— Records for the exercise —
★ ★ ★

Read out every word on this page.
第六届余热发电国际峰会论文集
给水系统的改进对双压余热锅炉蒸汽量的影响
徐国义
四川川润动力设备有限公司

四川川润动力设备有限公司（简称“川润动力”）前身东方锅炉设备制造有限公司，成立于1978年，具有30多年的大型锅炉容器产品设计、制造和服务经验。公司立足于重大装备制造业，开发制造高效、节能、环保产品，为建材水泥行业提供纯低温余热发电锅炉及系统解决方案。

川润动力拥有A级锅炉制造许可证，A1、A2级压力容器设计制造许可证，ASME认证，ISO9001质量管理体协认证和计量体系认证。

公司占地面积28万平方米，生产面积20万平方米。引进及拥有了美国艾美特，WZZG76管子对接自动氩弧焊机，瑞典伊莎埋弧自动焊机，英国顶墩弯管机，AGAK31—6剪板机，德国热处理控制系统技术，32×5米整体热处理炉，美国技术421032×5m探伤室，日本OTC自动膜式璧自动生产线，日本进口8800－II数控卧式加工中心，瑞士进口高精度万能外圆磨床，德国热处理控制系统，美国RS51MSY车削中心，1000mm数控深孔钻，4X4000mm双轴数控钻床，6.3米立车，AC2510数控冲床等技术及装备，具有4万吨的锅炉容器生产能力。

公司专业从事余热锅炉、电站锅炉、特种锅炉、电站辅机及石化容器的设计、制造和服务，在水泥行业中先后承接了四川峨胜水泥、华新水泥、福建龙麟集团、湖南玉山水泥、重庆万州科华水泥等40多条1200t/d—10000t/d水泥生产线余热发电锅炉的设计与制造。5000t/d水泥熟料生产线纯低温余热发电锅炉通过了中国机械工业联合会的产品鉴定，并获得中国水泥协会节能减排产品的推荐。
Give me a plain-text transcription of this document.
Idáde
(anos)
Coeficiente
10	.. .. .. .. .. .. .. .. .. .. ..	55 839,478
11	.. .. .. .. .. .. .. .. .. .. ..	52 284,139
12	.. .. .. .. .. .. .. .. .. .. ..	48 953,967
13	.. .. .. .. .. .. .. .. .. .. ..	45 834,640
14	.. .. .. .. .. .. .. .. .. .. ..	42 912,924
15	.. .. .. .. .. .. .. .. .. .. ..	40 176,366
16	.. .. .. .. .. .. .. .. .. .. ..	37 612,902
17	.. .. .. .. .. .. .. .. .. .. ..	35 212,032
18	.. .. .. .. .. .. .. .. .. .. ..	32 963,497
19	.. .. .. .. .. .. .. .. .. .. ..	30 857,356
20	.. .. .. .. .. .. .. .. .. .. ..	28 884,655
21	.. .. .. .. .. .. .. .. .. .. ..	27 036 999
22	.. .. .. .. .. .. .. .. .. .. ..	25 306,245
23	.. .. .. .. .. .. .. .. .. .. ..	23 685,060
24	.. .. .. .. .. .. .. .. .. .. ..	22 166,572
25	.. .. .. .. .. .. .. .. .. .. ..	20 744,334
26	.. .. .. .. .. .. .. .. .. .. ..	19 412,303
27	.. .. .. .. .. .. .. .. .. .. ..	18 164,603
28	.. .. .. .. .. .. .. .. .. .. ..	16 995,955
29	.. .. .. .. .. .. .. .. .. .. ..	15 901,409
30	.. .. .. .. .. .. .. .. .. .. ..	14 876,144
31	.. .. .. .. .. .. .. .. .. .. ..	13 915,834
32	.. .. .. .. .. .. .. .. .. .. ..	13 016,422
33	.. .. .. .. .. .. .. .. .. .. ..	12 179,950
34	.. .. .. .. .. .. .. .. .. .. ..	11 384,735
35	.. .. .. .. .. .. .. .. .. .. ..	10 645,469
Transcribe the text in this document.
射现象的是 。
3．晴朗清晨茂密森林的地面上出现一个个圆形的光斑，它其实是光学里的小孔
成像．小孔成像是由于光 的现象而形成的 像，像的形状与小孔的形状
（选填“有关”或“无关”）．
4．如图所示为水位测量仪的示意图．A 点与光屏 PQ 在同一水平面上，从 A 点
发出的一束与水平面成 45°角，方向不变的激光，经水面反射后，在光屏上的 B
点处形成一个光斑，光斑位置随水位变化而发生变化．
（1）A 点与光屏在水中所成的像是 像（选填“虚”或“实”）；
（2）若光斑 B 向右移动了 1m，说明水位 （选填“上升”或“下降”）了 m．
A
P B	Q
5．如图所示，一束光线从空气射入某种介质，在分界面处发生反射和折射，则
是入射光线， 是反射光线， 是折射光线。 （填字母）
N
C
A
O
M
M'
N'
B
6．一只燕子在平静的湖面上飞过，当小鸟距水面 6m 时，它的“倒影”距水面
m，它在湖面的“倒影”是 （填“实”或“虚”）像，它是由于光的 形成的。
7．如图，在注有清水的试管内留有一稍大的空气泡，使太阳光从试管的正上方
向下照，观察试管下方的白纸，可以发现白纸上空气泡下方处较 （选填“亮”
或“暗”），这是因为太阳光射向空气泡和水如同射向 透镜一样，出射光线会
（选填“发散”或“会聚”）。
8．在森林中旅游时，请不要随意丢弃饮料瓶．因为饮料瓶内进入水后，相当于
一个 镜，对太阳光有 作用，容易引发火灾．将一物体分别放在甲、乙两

★ ★ ★

Locate the line that contains "Transcribe the text in this document.". Repeat it and every line after it, up to and including the final line, exactly.

Transcribe the text in this document.
射现象的是 。
3．晴朗清晨茂密森林的地面上出现一个个圆形的光斑，它其实是光学里的小孔
成像．小孔成像是由于光 的现象而形成的 像，像的形状与小孔的形状
（选填“有关”或“无关”）．
4．如图所示为水位测量仪的示意图．A 点与光屏 PQ 在同一水平面上，从 A 点
发出的一束与水平面成 45°角，方向不变的激光，经水面反射后，在光屏上的 B
点处形成一个光斑，光斑位置随水位变化而发生变化．
（1）A 点与光屏在水中所成的像是 像（选填“虚”或“实”）；
（2）若光斑 B 向右移动了 1m，说明水位 （选填“上升”或“下降”）了 m．
A
P B	Q
5．如图所示，一束光线从空气射入某种介质，在分界面处发生反射和折射，则
是入射光线， 是反射光线， 是折射光线。 （填字母）
N
C
A
O
M
M'
N'
B
6．一只燕子在平静的湖面上飞过，当小鸟距水面 6m 时，它的“倒影”距水面
m，它在湖面的“倒影”是 （填“实”或“虚”）像，它是由于光的 形成的。
7．如图，在注有清水的试管内留有一稍大的空气泡，使太阳光从试管的正上方
向下照，观察试管下方的白纸，可以发现白纸上空气泡下方处较 （选填“亮”
或“暗”），这是因为太阳光射向空气泡和水如同射向 透镜一样，出射光线会
（选填“发散”或“会聚”）。
8．在森林中旅游时，请不要随意丢弃饮料瓶．因为饮料瓶内进入水后，相当于
一个 镜，对太阳光有 作用，容易引发火灾．将一物体分别放在甲、乙两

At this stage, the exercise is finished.